+++ Data to process

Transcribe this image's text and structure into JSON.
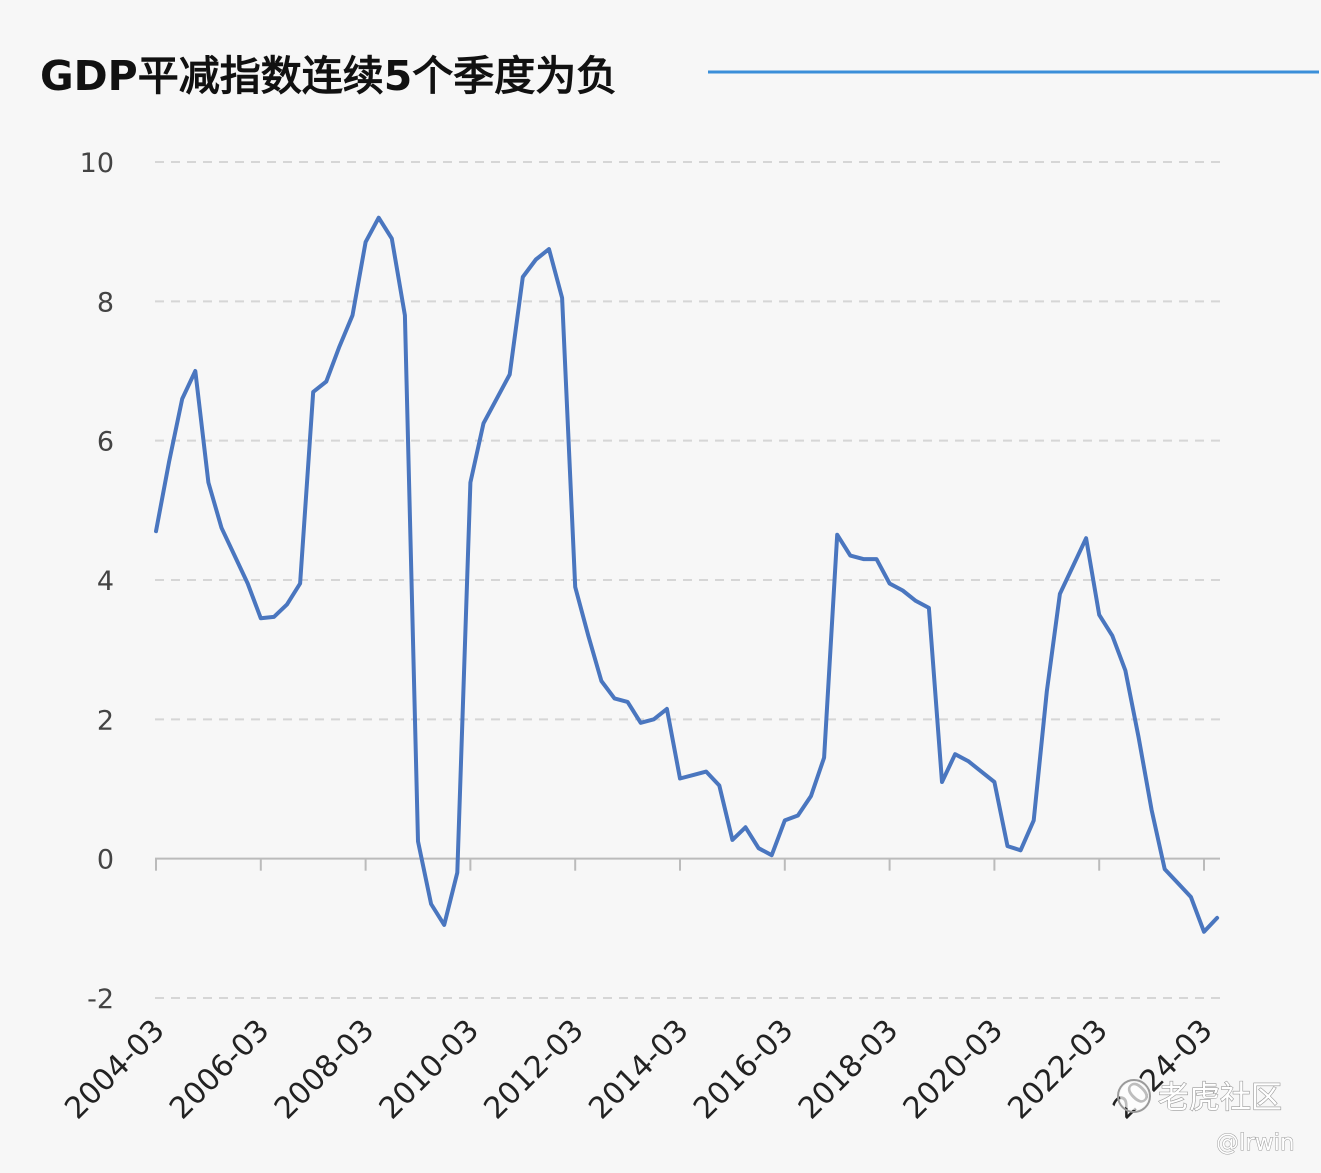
{
  "chart_data": {
    "type": "line",
    "title": "GDP平减指数连续5个季度为负",
    "xlabel": "",
    "ylabel": "",
    "ylim": [
      -2,
      10
    ],
    "yticks": [
      -2,
      0,
      2,
      4,
      6,
      8,
      10
    ],
    "grid": true,
    "legend": "none",
    "x_tick_labels": [
      "2004-03",
      "2006-03",
      "2008-03",
      "2010-03",
      "2012-03",
      "2014-03",
      "2016-03",
      "2018-03",
      "2020-03",
      "2022-03",
      "2024-03"
    ],
    "x": [
      "2004-03",
      "2004-06",
      "2004-09",
      "2004-12",
      "2005-03",
      "2005-06",
      "2005-09",
      "2005-12",
      "2006-03",
      "2006-06",
      "2006-09",
      "2006-12",
      "2007-03",
      "2007-06",
      "2007-09",
      "2007-12",
      "2008-03",
      "2008-06",
      "2008-09",
      "2008-12",
      "2009-03",
      "2009-06",
      "2009-09",
      "2009-12",
      "2010-03",
      "2010-06",
      "2010-09",
      "2010-12",
      "2011-03",
      "2011-06",
      "2011-09",
      "2011-12",
      "2012-03",
      "2012-06",
      "2012-09",
      "2012-12",
      "2013-03",
      "2013-06",
      "2013-09",
      "2013-12",
      "2014-03",
      "2014-06",
      "2014-09",
      "2014-12",
      "2015-03",
      "2015-06",
      "2015-09",
      "2015-12",
      "2016-03",
      "2016-06",
      "2016-09",
      "2016-12",
      "2017-03",
      "2017-06",
      "2017-09",
      "2017-12",
      "2018-03",
      "2018-06",
      "2018-09",
      "2018-12",
      "2019-03",
      "2019-06",
      "2019-09",
      "2019-12",
      "2020-03",
      "2020-06",
      "2020-09",
      "2020-12",
      "2021-03",
      "2021-06",
      "2021-09",
      "2021-12",
      "2022-03",
      "2022-06",
      "2022-09",
      "2022-12",
      "2023-03",
      "2023-06",
      "2023-09",
      "2023-12",
      "2024-03",
      "2024-06"
    ],
    "series": [
      {
        "values": [
          4.7,
          5.7,
          6.6,
          7.0,
          5.4,
          4.75,
          4.35,
          3.95,
          3.45,
          3.47,
          3.65,
          3.95,
          6.7,
          6.85,
          7.35,
          7.8,
          8.85,
          9.2,
          8.9,
          7.8,
          0.25,
          -0.65,
          -0.95,
          -0.2,
          5.4,
          6.25,
          6.6,
          6.95,
          8.35,
          8.6,
          8.75,
          8.05,
          3.9,
          3.2,
          2.55,
          2.3,
          2.25,
          1.95,
          2.0,
          2.15,
          1.15,
          1.2,
          1.25,
          1.05,
          0.27,
          0.45,
          0.15,
          0.05,
          0.55,
          0.62,
          0.9,
          1.45,
          4.65,
          4.35,
          4.3,
          4.3,
          3.95,
          3.85,
          3.7,
          3.6,
          1.1,
          1.5,
          1.4,
          1.25,
          1.1,
          0.18,
          0.12,
          0.55,
          2.4,
          3.8,
          4.2,
          4.6,
          3.5,
          3.2,
          2.7,
          1.75,
          0.7,
          -0.15,
          -0.35,
          -0.55,
          -1.05,
          -0.85
        ]
      }
    ]
  },
  "colors": {
    "line": "#4a76bf",
    "title_rule": "#3b8fd9",
    "grid": "#d6d6d6",
    "baseline": "#bbbbbb",
    "background": "#f7f7f7"
  },
  "watermark": {
    "text": "老虎社区",
    "handle": "@lrwin"
  }
}
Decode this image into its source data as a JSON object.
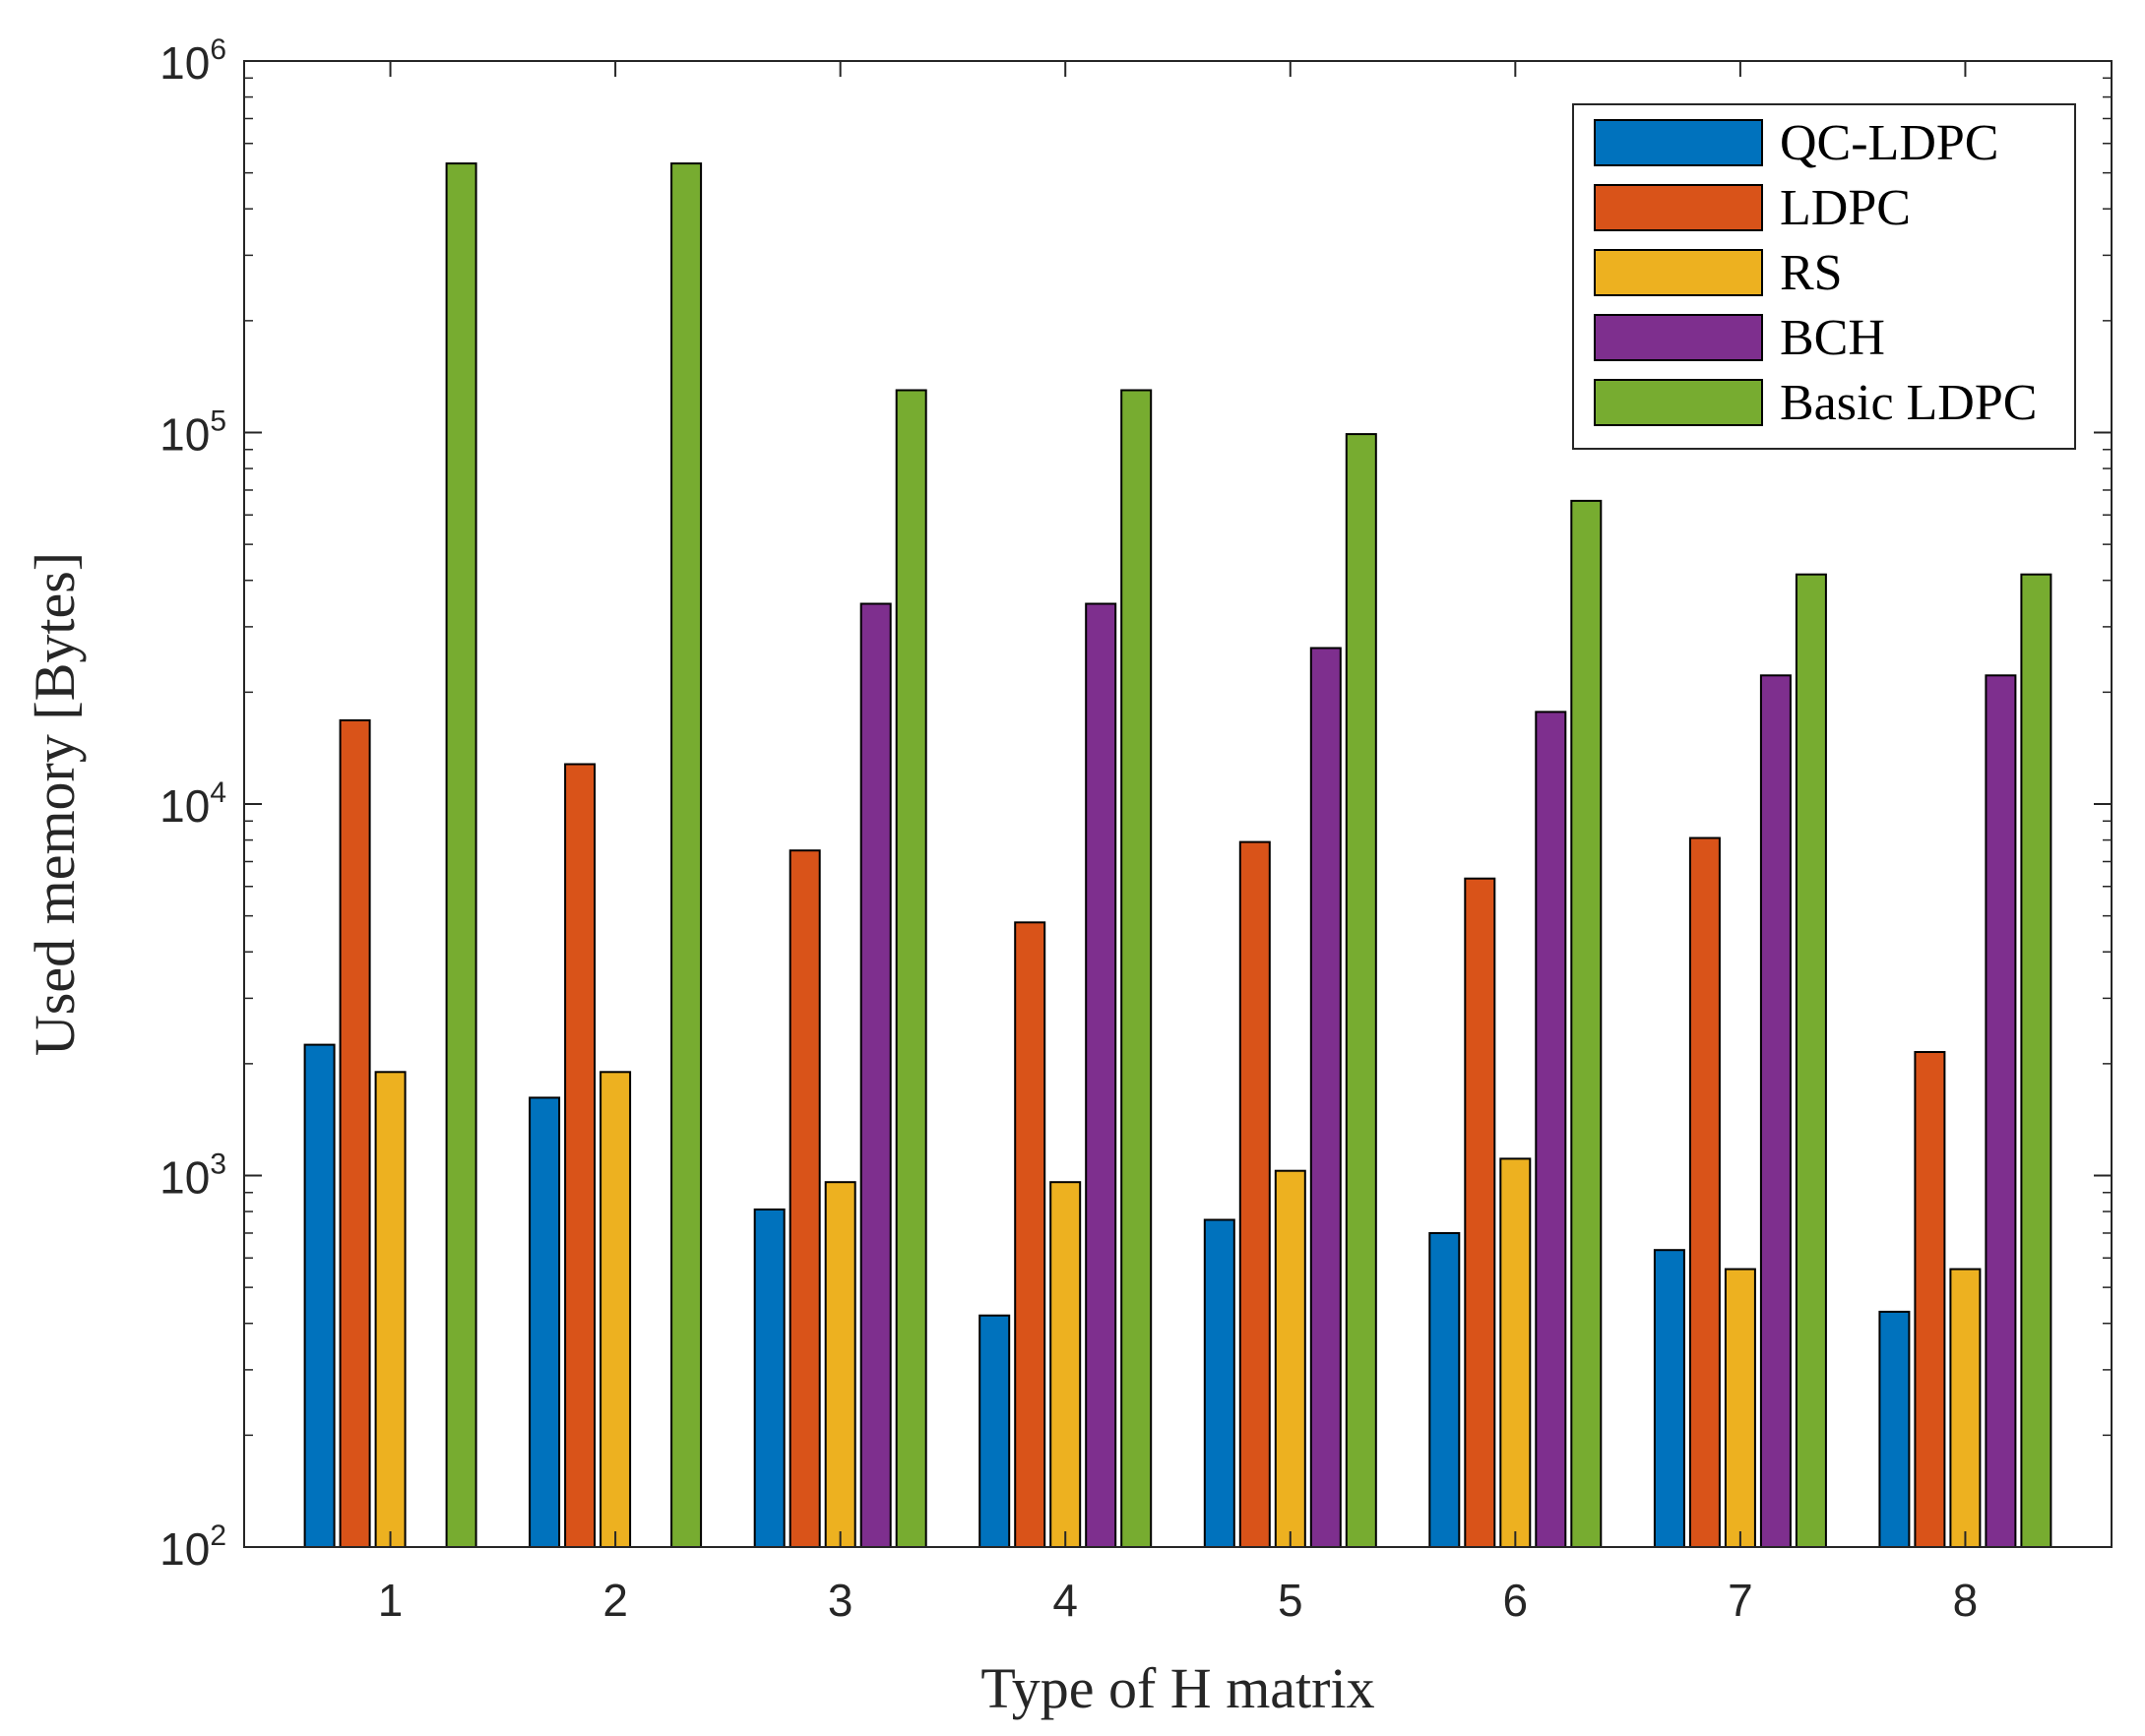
{
  "chart_data": {
    "type": "bar",
    "xlabel": "Type of H matrix",
    "ylabel": "Used memory [Bytes]",
    "yscale": "log",
    "ylim": [
      100,
      1000000
    ],
    "yticks": [
      {
        "value": 100,
        "base": "10",
        "exp": "2"
      },
      {
        "value": 1000,
        "base": "10",
        "exp": "3"
      },
      {
        "value": 10000,
        "base": "10",
        "exp": "4"
      },
      {
        "value": 100000,
        "base": "10",
        "exp": "5"
      },
      {
        "value": 1000000,
        "base": "10",
        "exp": "6"
      }
    ],
    "categories": [
      "1",
      "2",
      "3",
      "4",
      "5",
      "6",
      "7",
      "8"
    ],
    "legend_position": "top-right",
    "grid": false,
    "series": [
      {
        "name": "QC-LDPC",
        "color": "#0072BD",
        "values": [
          2250,
          1620,
          810,
          420,
          760,
          700,
          630,
          430
        ]
      },
      {
        "name": "LDPC",
        "color": "#D95319",
        "values": [
          16800,
          12800,
          7500,
          4800,
          7900,
          6300,
          8100,
          2150
        ]
      },
      {
        "name": "RS",
        "color": "#EDB120",
        "values": [
          1900,
          1900,
          960,
          960,
          1030,
          1110,
          560,
          560
        ]
      },
      {
        "name": "BCH",
        "color": "#7E2F8E",
        "values": [
          null,
          null,
          34600,
          34600,
          26300,
          17700,
          22200,
          22200
        ]
      },
      {
        "name": "Basic LDPC",
        "color": "#77AC30",
        "values": [
          530000,
          530000,
          130000,
          130000,
          99000,
          65500,
          41500,
          41500
        ]
      }
    ]
  }
}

++++++

### [Goal]
Copy the material above exactly and drop the pictures.

### [Task answer]
Transcribe this image's text and structure into JSON.
{
  "chart_data": {
    "type": "line",
    "title": "GDP平减指数连续5个季度为负",
    "xlabel": "",
    "ylabel": "",
    "ylim": [
      -2,
      10
    ],
    "yticks": [
      -2,
      0,
      2,
      4,
      6,
      8,
      10
    ],
    "grid": true,
    "legend": "none",
    "x_tick_labels": [
      "2004-03",
      "2006-03",
      "2008-03",
      "2010-03",
      "2012-03",
      "2014-03",
      "2016-03",
      "2018-03",
      "2020-03",
      "2022-03",
      "2024-03"
    ],
    "x": [
      "2004-03",
      "2004-06",
      "2004-09",
      "2004-12",
      "2005-03",
      "2005-06",
      "2005-09",
      "2005-12",
      "2006-03",
      "2006-06",
      "2006-09",
      "2006-12",
      "2007-03",
      "2007-06",
      "2007-09",
      "2007-12",
      "2008-03",
      "2008-06",
      "2008-09",
      "2008-12",
      "2009-03",
      "2009-06",
      "2009-09",
      "2009-12",
      "2010-03",
      "2010-06",
      "2010-09",
      "2010-12",
      "2011-03",
      "2011-06",
      "2011-09",
      "2011-12",
      "2012-03",
      "2012-06",
      "2012-09",
      "2012-12",
      "2013-03",
      "2013-06",
      "2013-09",
      "2013-12",
      "2014-03",
      "2014-06",
      "2014-09",
      "2014-12",
      "2015-03",
      "2015-06",
      "2015-09",
      "2015-12",
      "2016-03",
      "2016-06",
      "2016-09",
      "2016-12",
      "2017-03",
      "2017-06",
      "2017-09",
      "2017-12",
      "2018-03",
      "2018-06",
      "2018-09",
      "2018-12",
      "2019-03",
      "2019-06",
      "2019-09",
      "2019-12",
      "2020-03",
      "2020-06",
      "2020-09",
      "2020-12",
      "2021-03",
      "2021-06",
      "2021-09",
      "2021-12",
      "2022-03",
      "2022-06",
      "2022-09",
      "2022-12",
      "2023-03",
      "2023-06",
      "2023-09",
      "2023-12",
      "2024-03",
      "2024-06"
    ],
    "series": [
      {
        "values": [
          4.7,
          5.7,
          6.6,
          7.0,
          5.4,
          4.75,
          4.35,
          3.95,
          3.45,
          3.47,
          3.65,
          3.95,
          6.7,
          6.85,
          7.35,
          7.8,
          8.85,
          9.2,
          8.9,
          7.8,
          0.25,
          -0.65,
          -0.95,
          -0.2,
          5.4,
          6.25,
          6.6,
          6.95,
          8.35,
          8.6,
          8.75,
          8.05,
          3.9,
          3.2,
          2.55,
          2.3,
          2.25,
          1.95,
          2.0,
          2.15,
          1.15,
          1.2,
          1.25,
          1.05,
          0.27,
          0.45,
          0.15,
          0.05,
          0.55,
          0.62,
          0.9,
          1.45,
          4.65,
          4.35,
          4.3,
          4.3,
          3.95,
          3.85,
          3.7,
          3.6,
          1.1,
          1.5,
          1.4,
          1.25,
          1.1,
          0.18,
          0.12,
          0.55,
          2.4,
          3.8,
          4.2,
          4.6,
          3.5,
          3.2,
          2.7,
          1.75,
          0.7,
          -0.15,
          -0.35,
          -0.55,
          -1.05,
          -0.85
        ]
      }
    ]
  },
  "colors": {
    "line": "#4a76bf",
    "title_rule": "#3b8fd9",
    "grid": "#d6d6d6",
    "baseline": "#bbbbbb",
    "background": "#f7f7f7"
  },
  "watermark": {
    "text": "老虎社区",
    "handle": "@lrwin"
  }
}
Decode this image into its source data as a JSON object.
{
  "chart_data": {
    "type": "bar",
    "xlabel": "Type of H matrix",
    "ylabel": "Used memory [Bytes]",
    "yscale": "log",
    "ylim": [
      100,
      1000000
    ],
    "yticks": [
      {
        "value": 100,
        "base": "10",
        "exp": "2"
      },
      {
        "value": 1000,
        "base": "10",
        "exp": "3"
      },
      {
        "value": 10000,
        "base": "10",
        "exp": "4"
      },
      {
        "value": 100000,
        "base": "10",
        "exp": "5"
      },
      {
        "value": 1000000,
        "base": "10",
        "exp": "6"
      }
    ],
    "categories": [
      "1",
      "2",
      "3",
      "4",
      "5",
      "6",
      "7",
      "8"
    ],
    "legend_position": "top-right",
    "grid": false,
    "series": [
      {
        "name": "QC-LDPC",
        "color": "#0072BD",
        "values": [
          2250,
          1620,
          810,
          420,
          760,
          700,
          630,
          430
        ]
      },
      {
        "name": "LDPC",
        "color": "#D95319",
        "values": [
          16800,
          12800,
          7500,
          4800,
          7900,
          6300,
          8100,
          2150
        ]
      },
      {
        "name": "RS",
        "color": "#EDB120",
        "values": [
          1900,
          1900,
          960,
          960,
          1030,
          1110,
          560,
          560
        ]
      },
      {
        "name": "BCH",
        "color": "#7E2F8E",
        "values": [
          null,
          null,
          34600,
          34600,
          26300,
          17700,
          22200,
          22200
        ]
      },
      {
        "name": "Basic LDPC",
        "color": "#77AC30",
        "values": [
          530000,
          530000,
          130000,
          130000,
          99000,
          65500,
          41500,
          41500
        ]
      }
    ]
  }
}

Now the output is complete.